Task prompt ▸
Repeat all the material exactly; pictures stay out of your copy.

▬▬▬

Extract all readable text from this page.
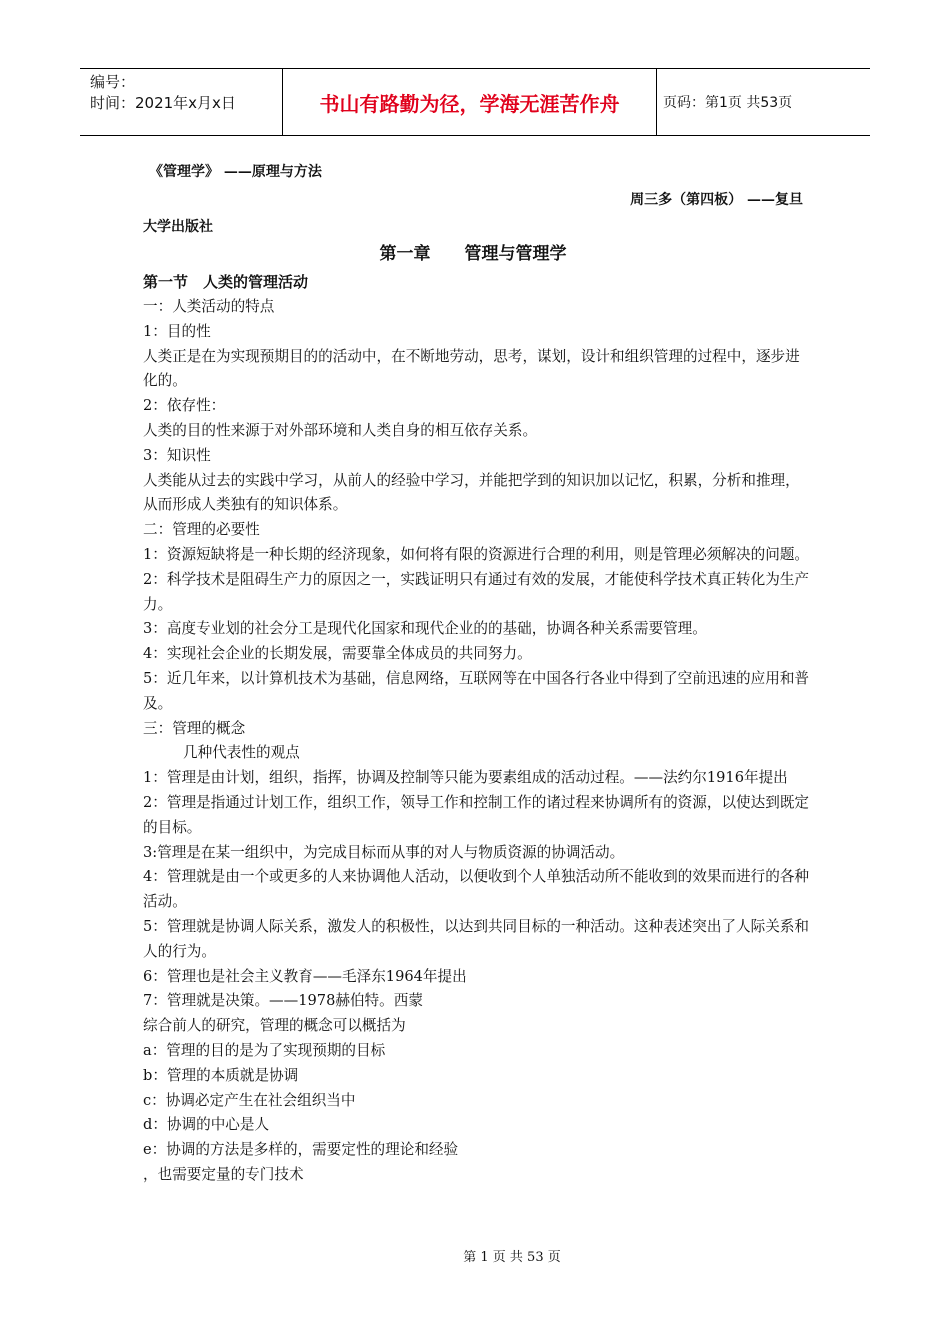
编号：
时间：2021年x月x日	书山有路勤为径，学海无涯苦作舟	页码：第1页 共53页
《管理学》 ——原理与方法
周三多（第四板） ——复旦
大学出版社
第一章　　管理与管理学
第一节　人类的管理活动

一：人类活动的特点

1：目的性

人类正是在为实现预期目的的活动中，在不断地劳动，思考，谋划，设计和组织管理的过程中，逐步进化的。

2：依存性：

人类的目的性来源于对外部环境和人类自身的相互依存关系。

3：知识性

人类能从过去的实践中学习，从前人的经验中学习，并能把学到的知识加以记忆，积累，分析和推理，从而形成人类独有的知识体系。

二：管理的必要性

1：资源短缺将是一种长期的经济现象，如何将有限的资源进行合理的利用，则是管理必须解决的问题。

2：科学技术是阻碍生产力的原因之一，实践证明只有通过有效的发展，才能使科学技术真正转化为生产力。

3：高度专业划的社会分工是现代化国家和现代企业的的基础，协调各种关系需要管理。

4：实现社会企业的长期发展，需要靠全体成员的共同努力。

5：近几年来，以计算机技术为基础，信息网络，互联网等在中国各行各业中得到了空前迅速的应用和普及。

三：管理的概念

几种代表性的观点

1：管理是由计划，组织，指挥，协调及控制等只能为要素组成的活动过程。——法约尔1916年提出

2：管理是指通过计划工作，组织工作，领导工作和控制工作的诸过程来协调所有的资源，以使达到既定的目标。

3:管理是在某一组织中，为完成目标而从事的对人与物质资源的协调活动。

4：管理就是由一个或更多的人来协调他人活动，以便收到个人单独活动所不能收到的效果而进行的各种活动。

5：管理就是协调人际关系，激发人的积极性，以达到共同目标的一种活动。这种表述突出了人际关系和人的行为。

6：管理也是社会主义教育——毛泽东1964年提出

7：管理就是决策。——1978赫伯特。西蒙

综合前人的研究，管理的概念可以概括为

a：管理的目的是为了实现预期的目标

b：管理的本质就是协调

c：协调必定产生在社会组织当中

d：协调的中心是人

e：协调的方法是多样的，需要定性的理论和经验

，也需要定量的专门技术

第 1 页 共 53 页
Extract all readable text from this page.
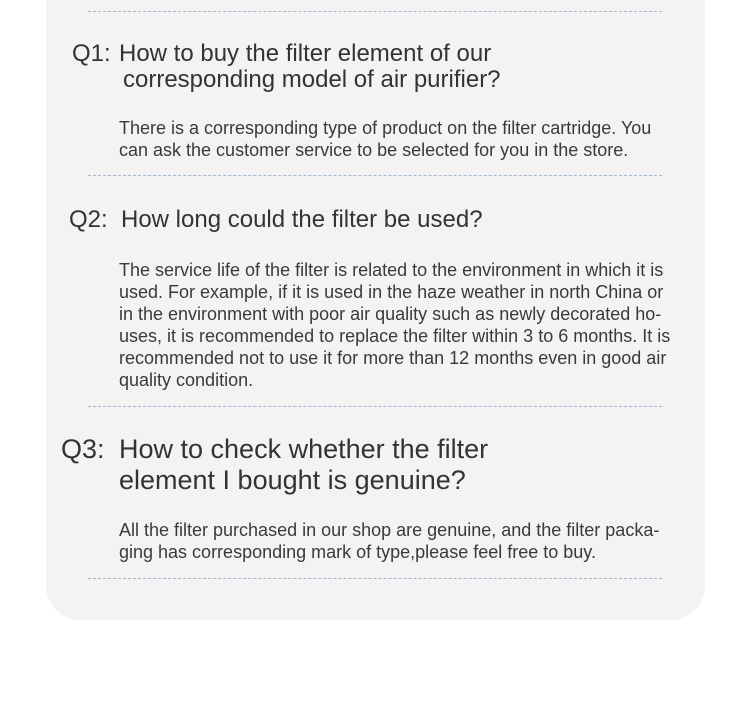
Q1: How to buy the filter element of our
corresponding model of air purifier?
There is a corresponding type of product on the filter cartridge. You
can ask the customer service to be selected for you in the store.
Q2: How long could the filter be used?
The service life of the filter is related to the environment in which it is
used. For example, if it is used in the haze weather in north China or
in the environment with poor air quality such as newly decorated ho-
uses, it is recommended to replace the filter within 3 to 6 months. It is
recommended not to use it for more than 12 months even in good air
quality condition.
Q3: How to check whether the filter
element I bought is genuine?
All the filter purchased in our shop are genuine, and the filter packa-
ging has corresponding mark of type,please feel free to buy.
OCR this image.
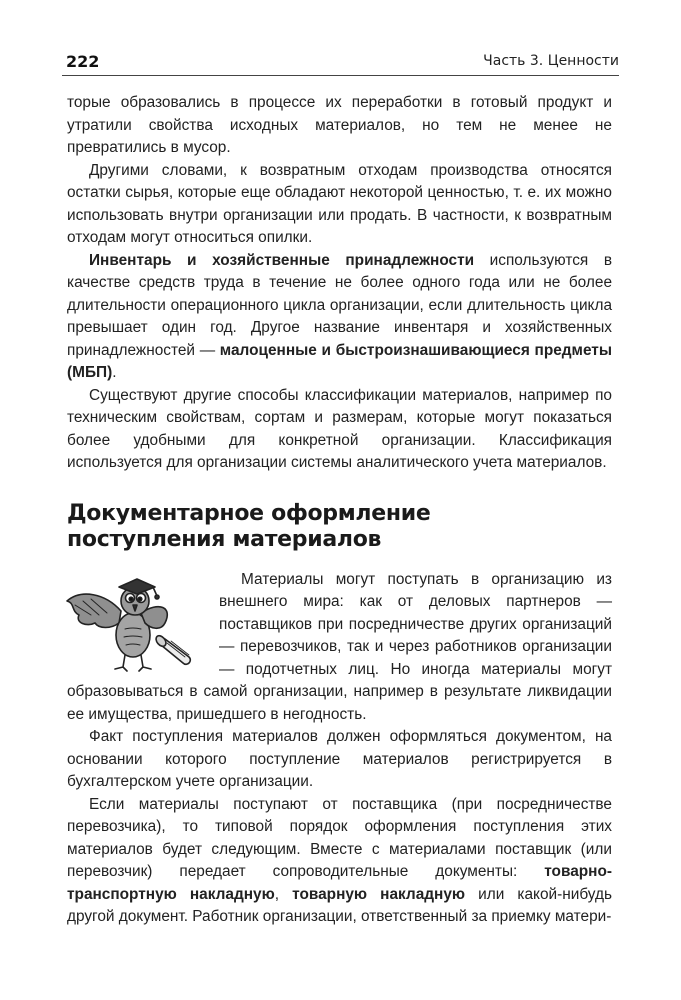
222	Часть 3. Ценности

торые образовались в процессе их переработки в готовый продукт и утратили свойства исходных материалов, но тем не менее не превратились в мусор.

Другими словами, к возвратным отходам производства относятся остатки сырья, которые еще обладают некоторой ценностью, т. е. их можно использовать внутри организации или продать. В частности, к возвратным отходам могут относиться опилки.

Инвентарь и хозяйственные принадлежности используются в качестве средств труда в течение не более одного года или не более длительности операционного цикла организации, если длительность цикла превышает один год. Другое название инвентаря и хозяйственных принадлежностей — малоценные и быстроизнашивающиеся предметы (МБП).

Существуют другие способы классификации материалов, например по техническим свойствам, сортам и размерам, которые могут показаться более удобными для конкретной организации. Классификация используется для организации системы аналитического учета материалов.

Документарное оформление
поступления материалов

Материалы могут поступать в организацию из внешнего мира: как от деловых партнеров — поставщиков при посредничестве других организаций — перевозчиков, так и через работников организации — подотчетных лиц. Но иногда материалы могут образовываться в самой организации, например в результате ликвидации ее имущества, пришедшего в негодность.

Факт поступления материалов должен оформляться документом, на основании которого поступление материалов регистрируется в бухгалтерском учете организации.

Если материалы поступают от поставщика (при посредничестве перевозчика), то типовой порядок оформления поступления этих материалов будет следующим. Вместе с материалами поставщик (или перевозчик) передает сопроводительные документы: товарно-транспортную накладную, товарную накладную или какой-нибудь другой документ. Работник организации, ответственный за приемку матери-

▬▬▬

Solution below ▸
Extract all readable text from this page.
编号：
时间：2021年x月x日	书山有路勤为径，学海无涯苦作舟	页码：第1页 共53页
《管理学》 ——原理与方法
周三多（第四板） ——复旦
大学出版社
第一章　　管理与管理学
第一节　人类的管理活动

一：人类活动的特点

1：目的性

人类正是在为实现预期目的的活动中，在不断地劳动，思考，谋划，设计和组织管理的过程中，逐步进化的。

2：依存性：

人类的目的性来源于对外部环境和人类自身的相互依存关系。

3：知识性

人类能从过去的实践中学习，从前人的经验中学习，并能把学到的知识加以记忆，积累，分析和推理，从而形成人类独有的知识体系。

二：管理的必要性

1：资源短缺将是一种长期的经济现象，如何将有限的资源进行合理的利用，则是管理必须解决的问题。

2：科学技术是阻碍生产力的原因之一，实践证明只有通过有效的发展，才能使科学技术真正转化为生产力。

3：高度专业划的社会分工是现代化国家和现代企业的的基础，协调各种关系需要管理。

4：实现社会企业的长期发展，需要靠全体成员的共同努力。

5：近几年来，以计算机技术为基础，信息网络，互联网等在中国各行各业中得到了空前迅速的应用和普及。

三：管理的概念

几种代表性的观点

1：管理是由计划，组织，指挥，协调及控制等只能为要素组成的活动过程。——法约尔1916年提出

2：管理是指通过计划工作，组织工作，领导工作和控制工作的诸过程来协调所有的资源，以使达到既定的目标。

3:管理是在某一组织中，为完成目标而从事的对人与物质资源的协调活动。

4：管理就是由一个或更多的人来协调他人活动，以便收到个人单独活动所不能收到的效果而进行的各种活动。

5：管理就是协调人际关系，激发人的积极性，以达到共同目标的一种活动。这种表述突出了人际关系和人的行为。

6：管理也是社会主义教育——毛泽东1964年提出

7：管理就是决策。——1978赫伯特。西蒙

综合前人的研究，管理的概念可以概括为

a：管理的目的是为了实现预期的目标

b：管理的本质就是协调

c：协调必定产生在社会组织当中

d：协调的中心是人

e：协调的方法是多样的，需要定性的理论和经验

，也需要定量的专门技术

第 1 页 共 53 页
Extract all readable text from this page.
Q1: How to buy the filter element of our
corresponding model of air purifier?
There is a corresponding type of product on the filter cartridge. You
can ask the customer service to be selected for you in the store.
Q2: How long could the filter be used?
The service life of the filter is related to the environment in which it is
used. For example, if it is used in the haze weather in north China or
in the environment with poor air quality such as newly decorated ho-
uses, it is recommended to replace the filter within 3 to 6 months. It is
recommended not to use it for more than 12 months even in good air
quality condition.
Q3: How to check whether the filter
element I bought is genuine?
All the filter purchased in our shop are genuine, and the filter packa-
ging has corresponding mark of type,please feel free to buy.
OCR this image.
222	Часть 3. Ценности

торые образовались в процессе их переработки в готовый продукт и утратили свойства исходных материалов, но тем не менее не превратились в мусор.

Другими словами, к возвратным отходам производства относятся остатки сырья, которые еще обладают некоторой ценностью, т. е. их можно использовать внутри организации или продать. В частности, к возвратным отходам могут относиться опилки.

Инвентарь и хозяйственные принадлежности используются в качестве средств труда в течение не более одного года или не более длительности операционного цикла организации, если длительность цикла превышает один год. Другое название инвентаря и хозяйственных принадлежностей — малоценные и быстроизнашивающиеся предметы (МБП).

Существуют другие способы классификации материалов, например по техническим свойствам, сортам и размерам, которые могут показаться более удобными для конкретной организации. Классификация используется для организации системы аналитического учета материалов.

Документарное оформление
поступления материалов

Материалы могут поступать в организацию из внешнего мира: как от деловых партнеров — поставщиков при посредничестве других организаций — перевозчиков, так и через работников организации — подотчетных лиц. Но иногда материалы могут образовываться в самой организации, например в результате ликвидации ее имущества, пришедшего в негодность.

Факт поступления материалов должен оформляться документом, на основании которого поступление материалов регистрируется в бухгалтерском учете организации.

Если материалы поступают от поставщика (при посредничестве перевозчика), то типовой порядок оформления поступления этих материалов будет следующим. Вместе с материалами поставщик (или перевозчик) передает сопроводительные документы: товарно-транспортную накладную, товарную накладную или какой-нибудь другой документ. Работник организации, ответственный за приемку матери-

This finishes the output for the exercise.